(Figure record listings)
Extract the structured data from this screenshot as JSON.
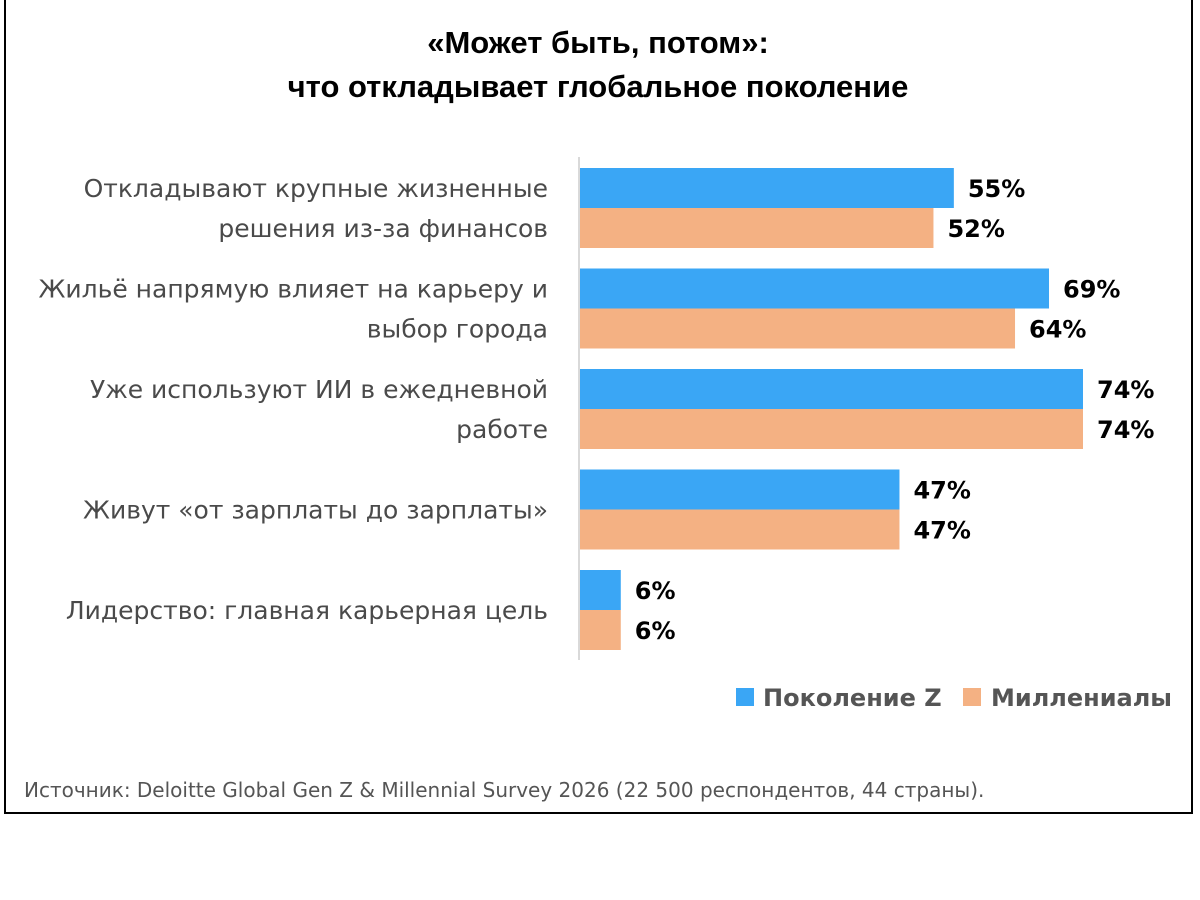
{
  "chart_data": {
    "type": "bar",
    "orientation": "horizontal",
    "title": [
      "«Может быть, потом»:",
      "что откладывает глобальное поколение"
    ],
    "categories": [
      [
        "Откладывают крупные жизненные",
        "решения из-за финансов"
      ],
      [
        "Жильё напрямую влияет на карьеру и",
        "выбор города"
      ],
      [
        "Уже используют ИИ в ежедневной",
        "работе"
      ],
      [
        "Живут «от зарплаты до зарплаты»"
      ],
      [
        "Лидерство: главная карьерная цель"
      ]
    ],
    "series": [
      {
        "name": "Поколение Z",
        "color": "#3aa6f5",
        "values": [
          55,
          69,
          74,
          47,
          6
        ],
        "labels": [
          "55%",
          "69%",
          "74%",
          "47%",
          "6%"
        ]
      },
      {
        "name": "Миллениалы",
        "color": "#f4b183",
        "values": [
          52,
          64,
          74,
          47,
          6
        ],
        "labels": [
          "52%",
          "64%",
          "74%",
          "47%",
          "6%"
        ]
      }
    ],
    "xlim": [
      0,
      74
    ],
    "grid": false,
    "legend": "bottom-right",
    "source": "Источник: Deloitte Global Gen Z & Millennial Survey 2026 (22 500 респондентов, 44 страны)."
  }
}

The task
Pictures don't belong in the copy. Transcribe every record exactly as it appears.

Answer below
Extract the structured data from this screenshot as JSON.
{
  "chart_data": {
    "type": "bar",
    "orientation": "horizontal",
    "title": [
      "«Может быть, потом»:",
      "что откладывает глобальное поколение"
    ],
    "categories": [
      [
        "Откладывают крупные жизненные",
        "решения из-за финансов"
      ],
      [
        "Жильё напрямую влияет на карьеру и",
        "выбор города"
      ],
      [
        "Уже используют ИИ в ежедневной",
        "работе"
      ],
      [
        "Живут «от зарплаты до зарплаты»"
      ],
      [
        "Лидерство: главная карьерная цель"
      ]
    ],
    "series": [
      {
        "name": "Поколение Z",
        "color": "#3aa6f5",
        "values": [
          55,
          69,
          74,
          47,
          6
        ],
        "labels": [
          "55%",
          "69%",
          "74%",
          "47%",
          "6%"
        ]
      },
      {
        "name": "Миллениалы",
        "color": "#f4b183",
        "values": [
          52,
          64,
          74,
          47,
          6
        ],
        "labels": [
          "52%",
          "64%",
          "74%",
          "47%",
          "6%"
        ]
      }
    ],
    "xlim": [
      0,
      74
    ],
    "grid": false,
    "legend": "bottom-right",
    "source": "Источник: Deloitte Global Gen Z & Millennial Survey 2026 (22 500 респондентов, 44 страны)."
  }
}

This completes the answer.